++++ RECORDED DATA

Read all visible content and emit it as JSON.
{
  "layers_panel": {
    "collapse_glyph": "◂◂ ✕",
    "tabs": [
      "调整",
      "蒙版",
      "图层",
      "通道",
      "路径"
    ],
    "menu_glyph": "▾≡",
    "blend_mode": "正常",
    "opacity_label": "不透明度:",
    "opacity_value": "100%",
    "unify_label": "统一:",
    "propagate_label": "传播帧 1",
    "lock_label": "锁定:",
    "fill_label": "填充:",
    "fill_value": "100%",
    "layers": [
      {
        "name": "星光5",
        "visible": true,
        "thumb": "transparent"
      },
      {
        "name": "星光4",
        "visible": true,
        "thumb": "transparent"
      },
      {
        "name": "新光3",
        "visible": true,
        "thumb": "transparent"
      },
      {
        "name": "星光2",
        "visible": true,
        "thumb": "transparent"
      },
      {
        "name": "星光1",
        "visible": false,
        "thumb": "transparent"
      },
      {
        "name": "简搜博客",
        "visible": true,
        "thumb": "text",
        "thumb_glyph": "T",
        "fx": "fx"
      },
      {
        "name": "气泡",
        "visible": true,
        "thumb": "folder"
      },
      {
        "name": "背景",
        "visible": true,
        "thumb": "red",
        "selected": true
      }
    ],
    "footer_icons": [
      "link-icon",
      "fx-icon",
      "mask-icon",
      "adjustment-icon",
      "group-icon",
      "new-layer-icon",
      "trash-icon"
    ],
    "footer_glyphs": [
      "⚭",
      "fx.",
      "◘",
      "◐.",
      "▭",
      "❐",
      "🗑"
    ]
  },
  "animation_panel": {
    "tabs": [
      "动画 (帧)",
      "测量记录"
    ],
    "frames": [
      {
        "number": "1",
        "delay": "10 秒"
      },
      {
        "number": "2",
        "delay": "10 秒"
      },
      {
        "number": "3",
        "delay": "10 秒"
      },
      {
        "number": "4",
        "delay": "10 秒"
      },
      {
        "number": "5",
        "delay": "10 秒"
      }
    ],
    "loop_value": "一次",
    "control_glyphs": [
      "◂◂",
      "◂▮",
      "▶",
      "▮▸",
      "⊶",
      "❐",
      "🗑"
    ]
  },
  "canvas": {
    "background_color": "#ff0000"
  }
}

++++++++

WHAT YOU WILL DO —
Write out the whole listing again. Match it word for word.

ANSWER TO THE TASK —
Read all visible content and emit it as JSON.
{
  "layers_panel": {
    "collapse_glyph": "◂◂ ✕",
    "tabs": [
      "调整",
      "蒙版",
      "图层",
      "通道",
      "路径"
    ],
    "menu_glyph": "▾≡",
    "blend_mode": "正常",
    "opacity_label": "不透明度:",
    "opacity_value": "100%",
    "unify_label": "统一:",
    "propagate_label": "传播帧 1",
    "lock_label": "锁定:",
    "fill_label": "填充:",
    "fill_value": "100%",
    "layers": [
      {
        "name": "星光5",
        "visible": true,
        "thumb": "transparent"
      },
      {
        "name": "星光4",
        "visible": true,
        "thumb": "transparent"
      },
      {
        "name": "新光3",
        "visible": true,
        "thumb": "transparent"
      },
      {
        "name": "星光2",
        "visible": true,
        "thumb": "transparent"
      },
      {
        "name": "星光1",
        "visible": false,
        "thumb": "transparent"
      },
      {
        "name": "简搜博客",
        "visible": true,
        "thumb": "text",
        "thumb_glyph": "T",
        "fx": "fx"
      },
      {
        "name": "气泡",
        "visible": true,
        "thumb": "folder"
      },
      {
        "name": "背景",
        "visible": true,
        "thumb": "red",
        "selected": true
      }
    ],
    "footer_icons": [
      "link-icon",
      "fx-icon",
      "mask-icon",
      "adjustment-icon",
      "group-icon",
      "new-layer-icon",
      "trash-icon"
    ],
    "footer_glyphs": [
      "⚭",
      "fx.",
      "◘",
      "◐.",
      "▭",
      "❐",
      "🗑"
    ]
  },
  "animation_panel": {
    "tabs": [
      "动画 (帧)",
      "测量记录"
    ],
    "frames": [
      {
        "number": "1",
        "delay": "10 秒"
      },
      {
        "number": "2",
        "delay": "10 秒"
      },
      {
        "number": "3",
        "delay": "10 秒"
      },
      {
        "number": "4",
        "delay": "10 秒"
      },
      {
        "number": "5",
        "delay": "10 秒"
      }
    ],
    "loop_value": "一次",
    "control_glyphs": [
      "◂◂",
      "◂▮",
      "▶",
      "▮▸",
      "⊶",
      "❐",
      "🗑"
    ]
  },
  "canvas": {
    "background_color": "#ff0000"
  }
}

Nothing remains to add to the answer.